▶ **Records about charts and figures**

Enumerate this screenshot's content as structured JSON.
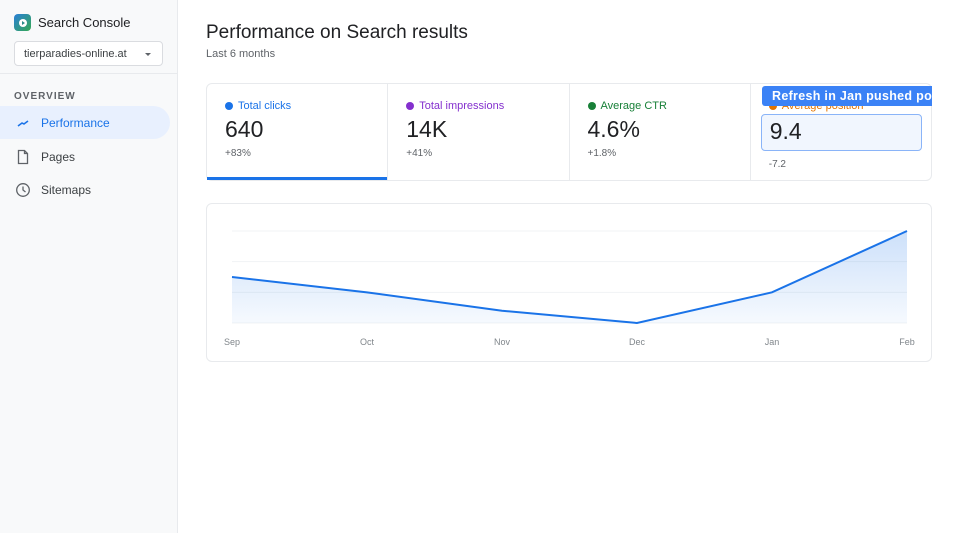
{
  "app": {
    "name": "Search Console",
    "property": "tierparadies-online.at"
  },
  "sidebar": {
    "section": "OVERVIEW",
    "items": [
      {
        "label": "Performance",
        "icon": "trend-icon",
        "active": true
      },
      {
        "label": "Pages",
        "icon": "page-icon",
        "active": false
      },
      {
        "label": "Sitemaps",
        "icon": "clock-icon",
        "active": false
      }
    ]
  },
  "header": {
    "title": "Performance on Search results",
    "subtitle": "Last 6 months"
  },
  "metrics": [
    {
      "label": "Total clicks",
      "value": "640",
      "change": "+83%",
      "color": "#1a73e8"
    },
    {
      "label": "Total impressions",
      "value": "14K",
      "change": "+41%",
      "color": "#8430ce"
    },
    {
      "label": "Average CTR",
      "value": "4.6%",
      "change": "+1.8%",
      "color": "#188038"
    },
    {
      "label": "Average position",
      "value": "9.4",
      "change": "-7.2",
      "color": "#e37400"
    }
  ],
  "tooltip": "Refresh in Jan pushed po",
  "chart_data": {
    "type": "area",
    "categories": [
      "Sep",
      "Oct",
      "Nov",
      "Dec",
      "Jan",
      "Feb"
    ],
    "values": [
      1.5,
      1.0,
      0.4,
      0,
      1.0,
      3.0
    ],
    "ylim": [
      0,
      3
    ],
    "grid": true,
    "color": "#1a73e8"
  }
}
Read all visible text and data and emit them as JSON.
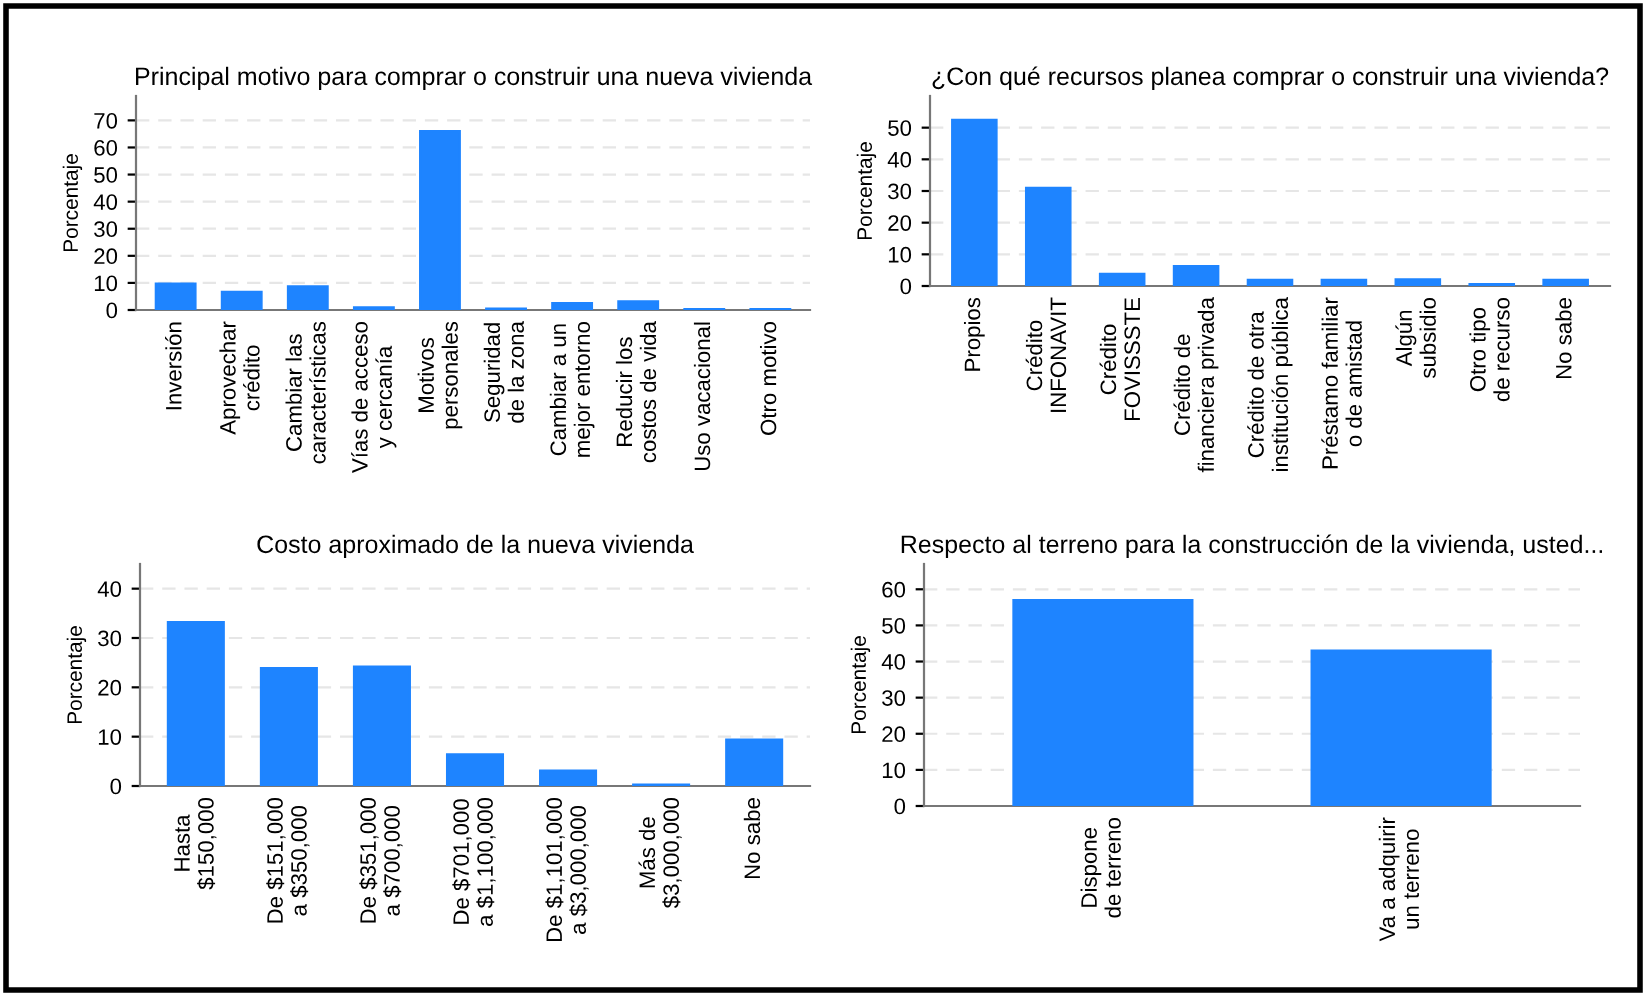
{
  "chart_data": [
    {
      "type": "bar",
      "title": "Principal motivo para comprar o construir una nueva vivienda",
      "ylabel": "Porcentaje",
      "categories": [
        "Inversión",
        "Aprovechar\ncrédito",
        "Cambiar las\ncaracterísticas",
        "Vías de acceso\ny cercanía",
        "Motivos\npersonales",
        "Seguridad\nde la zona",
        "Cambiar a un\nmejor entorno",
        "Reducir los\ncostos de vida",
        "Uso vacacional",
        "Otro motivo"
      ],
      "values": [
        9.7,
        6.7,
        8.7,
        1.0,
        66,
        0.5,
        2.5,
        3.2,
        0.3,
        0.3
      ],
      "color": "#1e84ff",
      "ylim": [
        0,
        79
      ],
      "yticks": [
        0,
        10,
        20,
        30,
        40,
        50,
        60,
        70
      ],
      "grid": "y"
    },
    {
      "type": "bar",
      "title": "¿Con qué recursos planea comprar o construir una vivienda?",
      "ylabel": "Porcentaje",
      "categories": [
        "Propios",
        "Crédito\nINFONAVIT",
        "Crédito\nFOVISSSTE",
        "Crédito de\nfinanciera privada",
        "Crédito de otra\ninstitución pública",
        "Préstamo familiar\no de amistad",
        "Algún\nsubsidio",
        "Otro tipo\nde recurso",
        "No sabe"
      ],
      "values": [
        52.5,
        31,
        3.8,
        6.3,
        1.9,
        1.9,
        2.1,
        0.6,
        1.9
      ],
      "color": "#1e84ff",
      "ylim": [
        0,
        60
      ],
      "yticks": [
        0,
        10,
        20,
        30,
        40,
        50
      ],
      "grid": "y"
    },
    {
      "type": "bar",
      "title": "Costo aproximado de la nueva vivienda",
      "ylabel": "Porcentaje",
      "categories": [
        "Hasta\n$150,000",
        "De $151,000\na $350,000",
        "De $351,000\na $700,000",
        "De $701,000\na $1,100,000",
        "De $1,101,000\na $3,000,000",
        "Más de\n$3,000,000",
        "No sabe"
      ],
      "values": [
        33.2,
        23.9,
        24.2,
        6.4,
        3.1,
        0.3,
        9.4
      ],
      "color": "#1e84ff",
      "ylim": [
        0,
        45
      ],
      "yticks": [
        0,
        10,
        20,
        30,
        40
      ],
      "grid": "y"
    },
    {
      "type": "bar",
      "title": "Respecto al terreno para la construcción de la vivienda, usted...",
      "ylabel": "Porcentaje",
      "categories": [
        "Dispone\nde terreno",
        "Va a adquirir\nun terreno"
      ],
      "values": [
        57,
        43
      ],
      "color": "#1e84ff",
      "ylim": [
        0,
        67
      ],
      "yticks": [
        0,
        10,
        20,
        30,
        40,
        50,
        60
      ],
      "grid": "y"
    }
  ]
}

* * *

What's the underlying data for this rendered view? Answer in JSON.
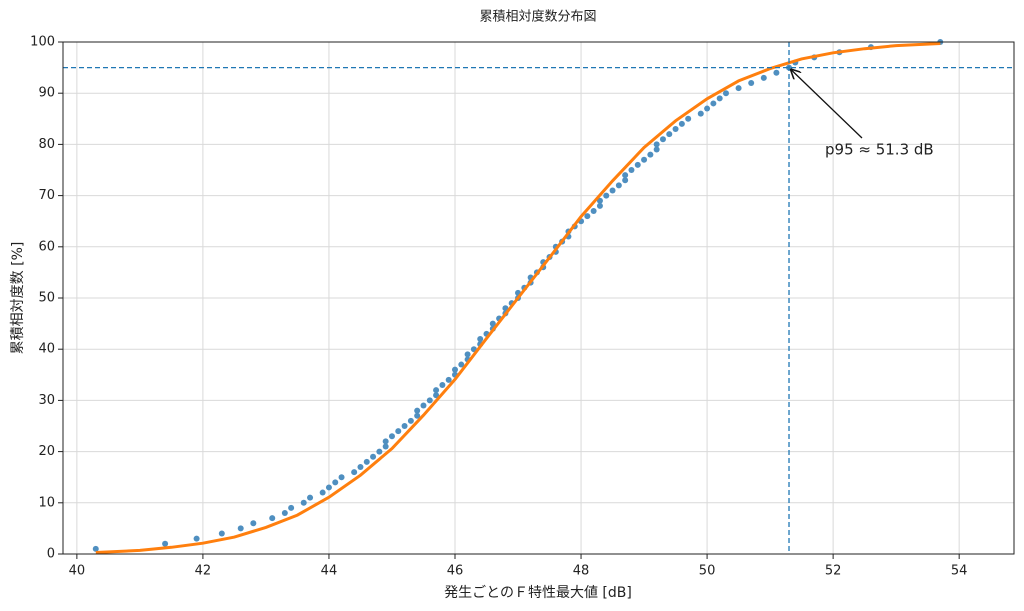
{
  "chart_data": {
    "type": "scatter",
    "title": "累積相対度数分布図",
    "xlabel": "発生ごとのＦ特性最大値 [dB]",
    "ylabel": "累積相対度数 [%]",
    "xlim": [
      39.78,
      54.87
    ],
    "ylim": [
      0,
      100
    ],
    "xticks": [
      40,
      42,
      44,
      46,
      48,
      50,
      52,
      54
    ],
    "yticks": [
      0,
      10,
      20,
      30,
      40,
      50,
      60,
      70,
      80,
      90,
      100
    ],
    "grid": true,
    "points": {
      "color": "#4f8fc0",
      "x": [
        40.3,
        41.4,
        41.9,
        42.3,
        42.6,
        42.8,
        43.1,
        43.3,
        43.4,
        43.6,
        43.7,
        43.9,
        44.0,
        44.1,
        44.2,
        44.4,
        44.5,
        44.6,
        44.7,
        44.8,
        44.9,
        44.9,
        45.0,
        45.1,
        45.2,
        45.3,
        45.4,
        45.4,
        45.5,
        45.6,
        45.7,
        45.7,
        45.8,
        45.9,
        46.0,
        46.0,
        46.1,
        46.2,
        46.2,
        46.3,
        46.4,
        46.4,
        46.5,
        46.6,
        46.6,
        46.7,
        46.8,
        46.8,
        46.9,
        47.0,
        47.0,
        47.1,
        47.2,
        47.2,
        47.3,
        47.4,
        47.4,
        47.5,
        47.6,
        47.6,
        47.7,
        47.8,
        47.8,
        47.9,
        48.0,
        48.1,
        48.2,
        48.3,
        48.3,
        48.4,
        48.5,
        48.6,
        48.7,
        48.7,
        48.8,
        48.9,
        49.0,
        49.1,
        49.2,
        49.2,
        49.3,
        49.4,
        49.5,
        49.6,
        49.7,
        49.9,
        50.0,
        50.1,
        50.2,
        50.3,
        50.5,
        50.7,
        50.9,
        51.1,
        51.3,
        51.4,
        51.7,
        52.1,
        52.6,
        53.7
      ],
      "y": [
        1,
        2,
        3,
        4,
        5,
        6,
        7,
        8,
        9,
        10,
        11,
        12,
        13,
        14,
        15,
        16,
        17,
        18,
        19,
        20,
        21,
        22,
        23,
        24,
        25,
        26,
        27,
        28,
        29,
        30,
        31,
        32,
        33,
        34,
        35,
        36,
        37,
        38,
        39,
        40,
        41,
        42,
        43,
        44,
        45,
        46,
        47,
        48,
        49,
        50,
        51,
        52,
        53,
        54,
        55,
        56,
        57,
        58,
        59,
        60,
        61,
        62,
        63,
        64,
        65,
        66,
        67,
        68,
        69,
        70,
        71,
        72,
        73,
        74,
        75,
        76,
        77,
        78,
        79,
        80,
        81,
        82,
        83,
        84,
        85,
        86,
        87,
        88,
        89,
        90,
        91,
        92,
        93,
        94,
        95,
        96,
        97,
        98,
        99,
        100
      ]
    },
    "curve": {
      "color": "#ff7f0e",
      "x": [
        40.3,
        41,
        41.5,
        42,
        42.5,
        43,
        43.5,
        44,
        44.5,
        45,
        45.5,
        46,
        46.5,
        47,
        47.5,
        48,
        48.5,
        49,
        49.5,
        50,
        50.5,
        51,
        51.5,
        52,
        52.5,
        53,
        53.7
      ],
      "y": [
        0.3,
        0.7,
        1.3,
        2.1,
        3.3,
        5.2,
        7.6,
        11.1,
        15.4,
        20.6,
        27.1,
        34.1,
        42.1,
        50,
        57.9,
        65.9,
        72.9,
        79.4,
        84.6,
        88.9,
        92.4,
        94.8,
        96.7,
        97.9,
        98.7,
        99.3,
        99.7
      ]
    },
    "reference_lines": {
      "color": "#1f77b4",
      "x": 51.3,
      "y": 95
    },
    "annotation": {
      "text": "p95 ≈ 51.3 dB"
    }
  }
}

▶ **DIRECTION**
Select all lines in the listing that include the word "icon".

▶ **ANSWER FOR THIS EXERCISE**
        "icon": "trend-icon",
        "icon": "page-icon",
        "icon": "clock-icon",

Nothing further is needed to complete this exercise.